→ PROVIDED DATA
★ ★ ★ ★ ★

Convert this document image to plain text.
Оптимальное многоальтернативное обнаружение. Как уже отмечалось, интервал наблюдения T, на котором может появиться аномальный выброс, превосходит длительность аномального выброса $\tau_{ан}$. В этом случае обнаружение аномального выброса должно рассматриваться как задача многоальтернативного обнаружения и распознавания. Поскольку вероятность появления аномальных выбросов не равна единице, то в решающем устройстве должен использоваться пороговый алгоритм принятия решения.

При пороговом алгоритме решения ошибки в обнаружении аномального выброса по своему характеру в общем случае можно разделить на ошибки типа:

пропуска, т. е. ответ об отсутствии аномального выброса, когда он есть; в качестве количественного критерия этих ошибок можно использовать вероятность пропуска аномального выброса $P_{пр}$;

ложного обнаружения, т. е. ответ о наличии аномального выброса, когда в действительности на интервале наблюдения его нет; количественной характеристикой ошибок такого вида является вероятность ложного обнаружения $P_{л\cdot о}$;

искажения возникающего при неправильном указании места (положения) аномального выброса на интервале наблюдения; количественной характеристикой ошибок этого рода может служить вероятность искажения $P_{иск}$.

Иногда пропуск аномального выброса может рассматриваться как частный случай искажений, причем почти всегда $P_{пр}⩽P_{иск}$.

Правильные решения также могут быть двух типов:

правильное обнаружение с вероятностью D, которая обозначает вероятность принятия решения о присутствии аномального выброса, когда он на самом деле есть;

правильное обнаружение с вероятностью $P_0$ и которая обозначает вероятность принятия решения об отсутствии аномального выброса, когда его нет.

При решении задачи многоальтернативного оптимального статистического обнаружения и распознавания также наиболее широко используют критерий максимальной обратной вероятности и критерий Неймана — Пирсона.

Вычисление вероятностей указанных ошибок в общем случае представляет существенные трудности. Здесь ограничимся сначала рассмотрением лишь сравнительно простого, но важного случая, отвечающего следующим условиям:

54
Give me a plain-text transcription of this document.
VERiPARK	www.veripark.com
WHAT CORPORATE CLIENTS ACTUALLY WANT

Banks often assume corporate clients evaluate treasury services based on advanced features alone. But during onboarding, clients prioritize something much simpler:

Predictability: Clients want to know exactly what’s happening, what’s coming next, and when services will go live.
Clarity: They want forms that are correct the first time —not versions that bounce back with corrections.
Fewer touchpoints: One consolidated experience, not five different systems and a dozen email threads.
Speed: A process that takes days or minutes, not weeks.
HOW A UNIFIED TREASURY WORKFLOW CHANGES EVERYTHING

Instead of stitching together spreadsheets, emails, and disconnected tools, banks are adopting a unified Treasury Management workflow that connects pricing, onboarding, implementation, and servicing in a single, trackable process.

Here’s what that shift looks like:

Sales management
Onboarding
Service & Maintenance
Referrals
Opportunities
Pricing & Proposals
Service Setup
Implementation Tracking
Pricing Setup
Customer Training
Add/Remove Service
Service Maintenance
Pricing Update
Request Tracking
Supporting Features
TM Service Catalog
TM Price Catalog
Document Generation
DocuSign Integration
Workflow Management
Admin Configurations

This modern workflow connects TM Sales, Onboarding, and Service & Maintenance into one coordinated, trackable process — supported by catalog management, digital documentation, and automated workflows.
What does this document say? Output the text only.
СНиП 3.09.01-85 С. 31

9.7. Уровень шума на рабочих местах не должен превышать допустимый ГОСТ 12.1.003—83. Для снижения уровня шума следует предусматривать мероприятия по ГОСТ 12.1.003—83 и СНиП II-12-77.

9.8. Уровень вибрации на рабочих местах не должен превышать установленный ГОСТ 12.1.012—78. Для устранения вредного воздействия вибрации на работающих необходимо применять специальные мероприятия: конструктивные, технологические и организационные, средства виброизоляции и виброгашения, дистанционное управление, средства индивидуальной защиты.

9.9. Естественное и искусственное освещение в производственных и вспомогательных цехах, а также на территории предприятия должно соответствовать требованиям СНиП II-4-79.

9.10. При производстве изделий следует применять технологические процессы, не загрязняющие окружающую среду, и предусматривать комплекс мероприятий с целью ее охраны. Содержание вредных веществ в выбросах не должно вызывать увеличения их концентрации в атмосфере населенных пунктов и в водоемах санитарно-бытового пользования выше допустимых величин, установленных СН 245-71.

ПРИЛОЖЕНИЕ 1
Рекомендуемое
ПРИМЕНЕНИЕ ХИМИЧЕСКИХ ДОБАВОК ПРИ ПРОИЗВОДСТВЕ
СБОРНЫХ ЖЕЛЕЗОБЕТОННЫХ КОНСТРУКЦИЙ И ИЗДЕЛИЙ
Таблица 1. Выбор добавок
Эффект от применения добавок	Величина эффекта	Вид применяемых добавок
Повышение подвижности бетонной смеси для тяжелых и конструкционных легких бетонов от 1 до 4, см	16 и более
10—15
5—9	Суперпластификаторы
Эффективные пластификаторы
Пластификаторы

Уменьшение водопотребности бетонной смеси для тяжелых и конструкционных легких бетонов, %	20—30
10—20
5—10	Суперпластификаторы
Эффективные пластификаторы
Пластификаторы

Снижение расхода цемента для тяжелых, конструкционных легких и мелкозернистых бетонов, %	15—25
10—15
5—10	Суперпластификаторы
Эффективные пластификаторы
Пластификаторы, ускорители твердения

★ ★ ★ ★ ★

→ DIRECTIONS
Of the lines above, how many hold the word "легких"? Say the number alone.

→ IN RESPONSE
3